═══ Task material ═══
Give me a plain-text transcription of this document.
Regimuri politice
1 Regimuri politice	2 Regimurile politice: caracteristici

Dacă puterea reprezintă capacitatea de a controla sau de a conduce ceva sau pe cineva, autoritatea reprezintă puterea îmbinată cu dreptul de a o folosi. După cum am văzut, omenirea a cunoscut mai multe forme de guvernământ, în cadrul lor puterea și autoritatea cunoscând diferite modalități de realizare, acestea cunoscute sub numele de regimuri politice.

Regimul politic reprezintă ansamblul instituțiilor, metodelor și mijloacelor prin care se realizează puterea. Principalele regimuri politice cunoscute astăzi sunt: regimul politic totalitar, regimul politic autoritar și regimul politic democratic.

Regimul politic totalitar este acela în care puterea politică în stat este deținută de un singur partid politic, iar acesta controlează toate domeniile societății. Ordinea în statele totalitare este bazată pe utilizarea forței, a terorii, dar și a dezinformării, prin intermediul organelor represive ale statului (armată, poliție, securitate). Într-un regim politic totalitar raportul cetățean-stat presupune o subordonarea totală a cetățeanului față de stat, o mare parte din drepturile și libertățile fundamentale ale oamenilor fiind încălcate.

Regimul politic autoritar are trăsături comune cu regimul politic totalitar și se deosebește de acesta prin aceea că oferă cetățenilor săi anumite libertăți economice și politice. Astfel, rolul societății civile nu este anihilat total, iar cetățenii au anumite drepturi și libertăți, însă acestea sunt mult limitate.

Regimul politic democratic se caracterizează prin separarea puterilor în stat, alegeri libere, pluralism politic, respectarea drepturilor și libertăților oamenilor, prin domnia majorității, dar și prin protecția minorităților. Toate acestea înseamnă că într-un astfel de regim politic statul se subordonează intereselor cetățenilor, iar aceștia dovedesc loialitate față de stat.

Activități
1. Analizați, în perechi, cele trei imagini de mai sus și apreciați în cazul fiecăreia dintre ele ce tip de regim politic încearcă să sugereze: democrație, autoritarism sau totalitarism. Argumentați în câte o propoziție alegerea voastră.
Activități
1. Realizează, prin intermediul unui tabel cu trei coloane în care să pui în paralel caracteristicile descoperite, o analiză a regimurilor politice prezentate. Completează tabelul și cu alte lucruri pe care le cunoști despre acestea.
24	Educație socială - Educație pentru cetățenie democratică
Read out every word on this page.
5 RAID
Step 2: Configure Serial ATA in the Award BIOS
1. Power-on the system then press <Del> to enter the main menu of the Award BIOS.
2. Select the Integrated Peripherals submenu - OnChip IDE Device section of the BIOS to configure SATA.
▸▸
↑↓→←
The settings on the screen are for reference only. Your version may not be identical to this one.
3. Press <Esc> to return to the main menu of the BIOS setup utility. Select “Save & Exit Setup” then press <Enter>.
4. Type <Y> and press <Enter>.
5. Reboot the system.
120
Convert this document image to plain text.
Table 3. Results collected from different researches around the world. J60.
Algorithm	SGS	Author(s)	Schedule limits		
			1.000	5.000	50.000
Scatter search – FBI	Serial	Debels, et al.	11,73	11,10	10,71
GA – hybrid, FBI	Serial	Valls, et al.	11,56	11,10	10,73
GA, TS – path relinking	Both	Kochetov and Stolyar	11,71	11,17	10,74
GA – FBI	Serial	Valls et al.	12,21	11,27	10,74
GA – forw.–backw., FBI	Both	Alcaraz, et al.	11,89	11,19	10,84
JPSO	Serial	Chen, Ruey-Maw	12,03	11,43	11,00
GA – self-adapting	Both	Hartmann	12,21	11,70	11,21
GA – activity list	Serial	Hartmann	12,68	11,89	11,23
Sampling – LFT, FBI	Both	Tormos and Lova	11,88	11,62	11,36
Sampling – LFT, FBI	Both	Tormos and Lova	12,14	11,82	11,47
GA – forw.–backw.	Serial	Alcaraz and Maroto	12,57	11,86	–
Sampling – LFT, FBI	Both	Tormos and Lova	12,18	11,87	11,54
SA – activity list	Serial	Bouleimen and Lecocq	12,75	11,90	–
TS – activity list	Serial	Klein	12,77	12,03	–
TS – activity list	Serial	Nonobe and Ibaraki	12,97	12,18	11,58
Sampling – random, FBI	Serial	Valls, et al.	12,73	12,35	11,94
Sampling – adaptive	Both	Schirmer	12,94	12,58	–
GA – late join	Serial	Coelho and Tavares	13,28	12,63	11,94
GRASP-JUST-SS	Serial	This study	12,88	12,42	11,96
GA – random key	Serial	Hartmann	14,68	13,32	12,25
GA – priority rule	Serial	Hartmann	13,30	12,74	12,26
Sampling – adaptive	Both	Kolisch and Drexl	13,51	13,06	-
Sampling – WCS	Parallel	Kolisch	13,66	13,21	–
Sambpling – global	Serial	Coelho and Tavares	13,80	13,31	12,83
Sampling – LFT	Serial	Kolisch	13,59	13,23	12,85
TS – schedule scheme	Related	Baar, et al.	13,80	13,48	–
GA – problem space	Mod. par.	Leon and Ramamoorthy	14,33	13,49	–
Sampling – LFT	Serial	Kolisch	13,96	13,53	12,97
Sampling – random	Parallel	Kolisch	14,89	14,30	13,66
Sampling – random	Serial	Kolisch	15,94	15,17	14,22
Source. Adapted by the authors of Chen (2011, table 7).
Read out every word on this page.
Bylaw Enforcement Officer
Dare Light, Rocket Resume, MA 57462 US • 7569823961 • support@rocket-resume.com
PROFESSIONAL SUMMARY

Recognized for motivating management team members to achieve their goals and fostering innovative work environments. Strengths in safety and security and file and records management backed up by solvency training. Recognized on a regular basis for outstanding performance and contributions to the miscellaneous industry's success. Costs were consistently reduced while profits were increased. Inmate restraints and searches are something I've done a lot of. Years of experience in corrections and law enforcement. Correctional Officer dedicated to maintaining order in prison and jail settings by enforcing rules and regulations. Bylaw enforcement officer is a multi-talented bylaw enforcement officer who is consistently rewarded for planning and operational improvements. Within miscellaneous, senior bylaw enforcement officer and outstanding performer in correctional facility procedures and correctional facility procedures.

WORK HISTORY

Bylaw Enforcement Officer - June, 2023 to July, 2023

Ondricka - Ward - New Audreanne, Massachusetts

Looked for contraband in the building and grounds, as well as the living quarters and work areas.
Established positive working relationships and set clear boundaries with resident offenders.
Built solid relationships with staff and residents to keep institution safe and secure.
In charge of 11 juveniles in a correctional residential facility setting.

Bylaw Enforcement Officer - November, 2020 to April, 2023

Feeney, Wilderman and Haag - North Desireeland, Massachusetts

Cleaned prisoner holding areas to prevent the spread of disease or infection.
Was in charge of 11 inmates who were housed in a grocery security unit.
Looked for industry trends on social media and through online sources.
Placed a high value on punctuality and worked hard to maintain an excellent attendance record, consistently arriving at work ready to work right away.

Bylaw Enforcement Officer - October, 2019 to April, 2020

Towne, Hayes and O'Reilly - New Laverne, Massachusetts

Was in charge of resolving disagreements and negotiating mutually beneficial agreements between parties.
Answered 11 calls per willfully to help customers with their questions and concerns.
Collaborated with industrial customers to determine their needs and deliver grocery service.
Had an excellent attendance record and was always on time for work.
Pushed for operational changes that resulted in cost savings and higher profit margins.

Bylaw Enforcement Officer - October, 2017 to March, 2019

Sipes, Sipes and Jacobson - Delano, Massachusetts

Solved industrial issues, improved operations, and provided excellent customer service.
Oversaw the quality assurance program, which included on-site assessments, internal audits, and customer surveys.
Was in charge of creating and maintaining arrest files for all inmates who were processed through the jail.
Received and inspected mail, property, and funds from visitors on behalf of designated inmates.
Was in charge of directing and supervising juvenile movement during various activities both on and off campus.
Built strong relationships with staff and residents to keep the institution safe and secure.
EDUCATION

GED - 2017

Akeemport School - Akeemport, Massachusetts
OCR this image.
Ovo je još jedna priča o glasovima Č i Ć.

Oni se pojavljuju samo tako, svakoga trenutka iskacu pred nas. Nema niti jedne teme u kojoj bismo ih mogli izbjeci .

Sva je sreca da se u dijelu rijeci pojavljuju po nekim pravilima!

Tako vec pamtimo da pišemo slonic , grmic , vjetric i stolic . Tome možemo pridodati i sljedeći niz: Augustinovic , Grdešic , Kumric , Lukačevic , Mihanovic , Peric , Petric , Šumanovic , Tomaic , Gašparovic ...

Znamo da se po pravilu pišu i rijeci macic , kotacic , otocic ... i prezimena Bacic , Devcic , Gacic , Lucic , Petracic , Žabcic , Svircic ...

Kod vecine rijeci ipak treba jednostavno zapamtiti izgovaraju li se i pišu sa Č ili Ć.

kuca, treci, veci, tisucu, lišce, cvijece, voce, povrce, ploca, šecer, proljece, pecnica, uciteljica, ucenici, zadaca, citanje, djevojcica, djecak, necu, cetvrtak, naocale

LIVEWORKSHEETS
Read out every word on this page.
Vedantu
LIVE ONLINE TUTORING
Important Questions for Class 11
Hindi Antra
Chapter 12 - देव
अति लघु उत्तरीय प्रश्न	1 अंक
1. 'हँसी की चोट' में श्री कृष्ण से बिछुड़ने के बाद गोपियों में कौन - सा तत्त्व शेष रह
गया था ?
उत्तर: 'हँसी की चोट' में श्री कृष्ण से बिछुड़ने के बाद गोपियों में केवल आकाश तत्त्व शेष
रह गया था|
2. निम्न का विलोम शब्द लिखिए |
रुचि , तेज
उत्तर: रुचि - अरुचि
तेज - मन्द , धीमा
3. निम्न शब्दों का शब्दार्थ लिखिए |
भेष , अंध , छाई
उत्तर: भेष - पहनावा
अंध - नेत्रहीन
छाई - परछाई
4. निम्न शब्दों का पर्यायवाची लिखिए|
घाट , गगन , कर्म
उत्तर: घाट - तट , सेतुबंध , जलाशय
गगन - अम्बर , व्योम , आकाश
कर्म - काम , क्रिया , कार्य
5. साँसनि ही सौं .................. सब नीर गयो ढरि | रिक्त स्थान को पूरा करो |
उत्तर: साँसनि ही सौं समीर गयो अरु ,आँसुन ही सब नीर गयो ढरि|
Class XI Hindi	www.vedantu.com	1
═══
■ **Task to complete**
Find how many lines in the material hold the word "relationships" and state that number alone.

■ **Problem solution**
3